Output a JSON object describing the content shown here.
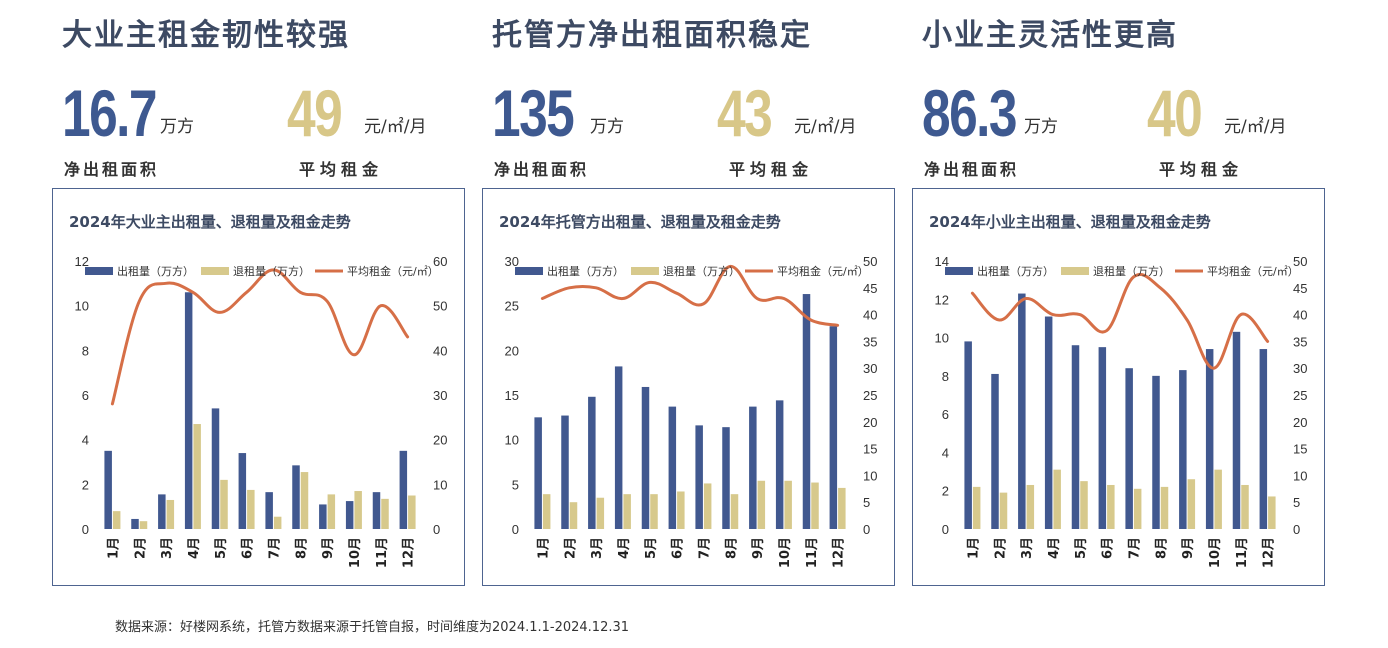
{
  "footnote": "数据来源：好楼网系统，托管方数据来源于托管自报，时间维度为2024.1.1-2024.12.31",
  "colors": {
    "leased": "#41588f",
    "returned": "#d7c98c",
    "rent": "#d66f47",
    "headline": "#3d4a63",
    "border": "#4e6490"
  },
  "sections": [
    {
      "headline": "大业主租金韧性较强",
      "net_area_value": "16.7",
      "net_area_unit": "万方",
      "net_area_label": "净出租面积",
      "avg_rent_value": "49",
      "avg_rent_unit": "元/㎡/月",
      "avg_rent_label": "平均租金"
    },
    {
      "headline": "托管方净出租面积稳定",
      "net_area_value": "135",
      "net_area_unit": "万方",
      "net_area_label": "净出租面积",
      "avg_rent_value": "43",
      "avg_rent_unit": "元/㎡/月",
      "avg_rent_label": "平均租金"
    },
    {
      "headline": "小业主灵活性更高",
      "net_area_value": "86.3",
      "net_area_unit": "万方",
      "net_area_label": "净出租面积",
      "avg_rent_value": "40",
      "avg_rent_unit": "元/㎡/月",
      "avg_rent_label": "平均租金"
    }
  ],
  "chart_data": [
    {
      "type": "bar",
      "title": "2024年大业主出租量、退租量及租金走势",
      "categories": [
        "1月",
        "2月",
        "3月",
        "4月",
        "5月",
        "6月",
        "7月",
        "8月",
        "9月",
        "10月",
        "11月",
        "12月"
      ],
      "series": [
        {
          "name": "出租量（万方）",
          "axis": "left",
          "type": "bar",
          "values": [
            3.5,
            0.45,
            1.55,
            10.6,
            5.4,
            3.4,
            1.65,
            2.85,
            1.1,
            1.25,
            1.65,
            3.5
          ]
        },
        {
          "name": "退租量（万方）",
          "axis": "left",
          "type": "bar",
          "values": [
            0.8,
            0.35,
            1.3,
            4.7,
            2.2,
            1.75,
            0.55,
            2.55,
            1.55,
            1.7,
            1.35,
            1.5
          ]
        },
        {
          "name": "平均租金（元/㎡）",
          "axis": "right",
          "type": "line",
          "values": [
            28,
            51,
            55,
            53,
            48.5,
            53,
            58,
            53,
            51,
            39,
            50,
            43
          ]
        }
      ],
      "ylim_left": [
        0,
        12
      ],
      "yticks_left": [
        "0",
        "2",
        "4",
        "6",
        "8",
        "10",
        "12"
      ],
      "ylim_right": [
        0,
        60
      ],
      "yticks_right": [
        "0",
        "10",
        "20",
        "30",
        "40",
        "50",
        "60"
      ]
    },
    {
      "type": "bar",
      "title": "2024年托管方出租量、退租量及租金走势",
      "categories": [
        "1月",
        "2月",
        "3月",
        "4月",
        "5月",
        "6月",
        "7月",
        "8月",
        "9月",
        "10月",
        "11月",
        "12月"
      ],
      "series": [
        {
          "name": "出租量（万方）",
          "axis": "left",
          "type": "bar",
          "values": [
            12.5,
            12.7,
            14.8,
            18.2,
            15.9,
            13.7,
            11.6,
            11.4,
            13.7,
            14.4,
            26.3,
            22.7
          ]
        },
        {
          "name": "退租量（万方）",
          "axis": "left",
          "type": "bar",
          "values": [
            3.9,
            3.0,
            3.5,
            3.9,
            3.9,
            4.2,
            5.1,
            3.9,
            5.4,
            5.4,
            5.2,
            4.6
          ]
        },
        {
          "name": "平均租金（元/㎡）",
          "axis": "right",
          "type": "line",
          "values": [
            43,
            45,
            45,
            43,
            46,
            44,
            42,
            49,
            43,
            43,
            39,
            38
          ]
        }
      ],
      "ylim_left": [
        0,
        30
      ],
      "yticks_left": [
        "0",
        "5",
        "10",
        "15",
        "20",
        "25",
        "30"
      ],
      "ylim_right": [
        0,
        50
      ],
      "yticks_right": [
        "0",
        "5",
        "10",
        "15",
        "20",
        "25",
        "30",
        "35",
        "40",
        "45",
        "50"
      ]
    },
    {
      "type": "bar",
      "title": "2024年小业主出租量、退租量及租金走势",
      "categories": [
        "1月",
        "2月",
        "3月",
        "4月",
        "5月",
        "6月",
        "7月",
        "8月",
        "9月",
        "10月",
        "11月",
        "12月"
      ],
      "series": [
        {
          "name": "出租量（万方）",
          "axis": "left",
          "type": "bar",
          "values": [
            9.8,
            8.1,
            12.3,
            11.1,
            9.6,
            9.5,
            8.4,
            8.0,
            8.3,
            9.4,
            10.3,
            9.4
          ]
        },
        {
          "name": "退租量（万方）",
          "axis": "left",
          "type": "bar",
          "values": [
            2.2,
            1.9,
            2.3,
            3.1,
            2.5,
            2.3,
            2.1,
            2.2,
            2.6,
            3.1,
            2.3,
            1.7
          ]
        },
        {
          "name": "平均租金（元/㎡）",
          "axis": "right",
          "type": "line",
          "values": [
            44,
            39,
            43,
            40,
            40,
            37,
            47,
            45,
            39,
            30,
            40,
            35
          ]
        }
      ],
      "ylim_left": [
        0,
        14
      ],
      "yticks_left": [
        "0",
        "2",
        "4",
        "6",
        "8",
        "10",
        "12",
        "14"
      ],
      "ylim_right": [
        0,
        50
      ],
      "yticks_right": [
        "0",
        "5",
        "10",
        "15",
        "20",
        "25",
        "30",
        "35",
        "40",
        "45",
        "50"
      ]
    }
  ]
}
════════
Exercise:
Gather, from the listing above, every line carrying the word "headline".

Full response:
    "headline": "#3d4a63",
      "headline": "大业主租金韧性较强",
      "headline": "托管方净出租面积稳定",
      "headline": "小业主灵活性更高",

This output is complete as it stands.